• _TASK BRIEF_:
Exactly reproduce each entry, leaving out nothing.

• _ITEMS_:
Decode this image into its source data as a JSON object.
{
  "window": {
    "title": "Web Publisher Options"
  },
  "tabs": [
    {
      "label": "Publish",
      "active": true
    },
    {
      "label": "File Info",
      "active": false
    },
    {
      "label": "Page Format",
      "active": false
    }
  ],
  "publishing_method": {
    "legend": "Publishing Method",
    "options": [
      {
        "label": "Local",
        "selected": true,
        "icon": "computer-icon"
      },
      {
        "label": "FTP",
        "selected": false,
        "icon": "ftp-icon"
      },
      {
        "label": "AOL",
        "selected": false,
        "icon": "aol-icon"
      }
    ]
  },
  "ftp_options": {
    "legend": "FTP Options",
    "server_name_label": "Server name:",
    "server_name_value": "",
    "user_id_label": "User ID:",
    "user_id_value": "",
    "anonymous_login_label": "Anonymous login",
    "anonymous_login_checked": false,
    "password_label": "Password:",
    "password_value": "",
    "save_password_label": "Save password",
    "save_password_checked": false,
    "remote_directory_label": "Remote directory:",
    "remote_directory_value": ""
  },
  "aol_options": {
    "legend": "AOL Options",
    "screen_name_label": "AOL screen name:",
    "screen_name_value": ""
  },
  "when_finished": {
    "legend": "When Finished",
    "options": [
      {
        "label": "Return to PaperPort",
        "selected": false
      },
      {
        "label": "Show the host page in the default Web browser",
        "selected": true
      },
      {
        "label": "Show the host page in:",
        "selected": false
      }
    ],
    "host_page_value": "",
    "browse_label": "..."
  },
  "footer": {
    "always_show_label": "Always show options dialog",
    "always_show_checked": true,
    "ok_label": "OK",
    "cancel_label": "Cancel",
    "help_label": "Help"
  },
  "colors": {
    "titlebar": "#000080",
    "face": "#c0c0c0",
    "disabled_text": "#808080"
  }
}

• _TASK SOLUTION_:
Decode this image into its source data as a JSON object.
{
  "window": {
    "title": "Web Publisher Options"
  },
  "tabs": [
    {
      "label": "Publish",
      "active": true
    },
    {
      "label": "File Info",
      "active": false
    },
    {
      "label": "Page Format",
      "active": false
    }
  ],
  "publishing_method": {
    "legend": "Publishing Method",
    "options": [
      {
        "label": "Local",
        "selected": true,
        "icon": "computer-icon"
      },
      {
        "label": "FTP",
        "selected": false,
        "icon": "ftp-icon"
      },
      {
        "label": "AOL",
        "selected": false,
        "icon": "aol-icon"
      }
    ]
  },
  "ftp_options": {
    "legend": "FTP Options",
    "server_name_label": "Server name:",
    "server_name_value": "",
    "user_id_label": "User ID:",
    "user_id_value": "",
    "anonymous_login_label": "Anonymous login",
    "anonymous_login_checked": false,
    "password_label": "Password:",
    "password_value": "",
    "save_password_label": "Save password",
    "save_password_checked": false,
    "remote_directory_label": "Remote directory:",
    "remote_directory_value": ""
  },
  "aol_options": {
    "legend": "AOL Options",
    "screen_name_label": "AOL screen name:",
    "screen_name_value": ""
  },
  "when_finished": {
    "legend": "When Finished",
    "options": [
      {
        "label": "Return to PaperPort",
        "selected": false
      },
      {
        "label": "Show the host page in the default Web browser",
        "selected": true
      },
      {
        "label": "Show the host page in:",
        "selected": false
      }
    ],
    "host_page_value": "",
    "browse_label": "..."
  },
  "footer": {
    "always_show_label": "Always show options dialog",
    "always_show_checked": true,
    "ok_label": "OK",
    "cancel_label": "Cancel",
    "help_label": "Help"
  },
  "colors": {
    "titlebar": "#000080",
    "face": "#c0c0c0",
    "disabled_text": "#808080"
  }
}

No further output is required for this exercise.